— Start Records provided —

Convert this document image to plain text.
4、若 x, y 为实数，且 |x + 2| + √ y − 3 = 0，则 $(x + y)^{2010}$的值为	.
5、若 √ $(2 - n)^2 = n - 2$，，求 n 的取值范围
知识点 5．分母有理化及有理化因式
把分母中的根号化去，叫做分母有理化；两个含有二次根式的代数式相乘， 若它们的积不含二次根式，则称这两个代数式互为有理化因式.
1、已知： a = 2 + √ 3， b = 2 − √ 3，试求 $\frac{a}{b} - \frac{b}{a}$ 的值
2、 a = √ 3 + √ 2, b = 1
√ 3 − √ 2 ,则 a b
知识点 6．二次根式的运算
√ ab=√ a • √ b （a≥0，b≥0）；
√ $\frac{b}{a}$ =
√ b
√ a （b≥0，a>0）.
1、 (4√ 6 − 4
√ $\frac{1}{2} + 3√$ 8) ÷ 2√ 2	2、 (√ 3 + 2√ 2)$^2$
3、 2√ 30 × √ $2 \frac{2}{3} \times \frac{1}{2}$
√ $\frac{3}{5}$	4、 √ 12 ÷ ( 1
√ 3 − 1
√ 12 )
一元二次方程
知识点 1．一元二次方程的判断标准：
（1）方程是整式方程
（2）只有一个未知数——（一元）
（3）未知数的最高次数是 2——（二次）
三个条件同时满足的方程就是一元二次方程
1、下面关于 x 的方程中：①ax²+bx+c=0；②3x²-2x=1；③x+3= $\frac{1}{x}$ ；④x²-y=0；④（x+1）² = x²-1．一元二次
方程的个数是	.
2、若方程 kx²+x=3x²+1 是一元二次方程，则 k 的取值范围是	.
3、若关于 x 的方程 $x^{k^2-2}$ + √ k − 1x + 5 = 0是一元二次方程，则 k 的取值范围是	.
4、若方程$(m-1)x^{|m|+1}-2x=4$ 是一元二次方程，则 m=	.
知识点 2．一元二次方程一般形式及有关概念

— End Records provided —

> [Work to complete] Pick out and copy the lines of the entries that hold the string "frac".

> [Written answer]
1、已知： a = 2 + √ 3， b = 2 − √ 3，试求 $\frac{a}{b} - \frac{b}{a}$ 的值
√ $\frac{b}{a}$ =
√ $\frac{1}{2} + 3√$ 8) ÷ 2√ 2	2、 (√ 3 + 2√ 2)$^2$
3、 2√ 30 × √ $2 \frac{2}{3} \times \frac{1}{2}$
√ $\frac{3}{5}$	4、 √ 12 ÷ ( 1
1、下面关于 x 的方程中：①ax²+bx+c=0；②3x²-2x=1；③x+3= $\frac{1}{x}$ ；④x²-y=0；④（x+1）² = x²-1．一元二次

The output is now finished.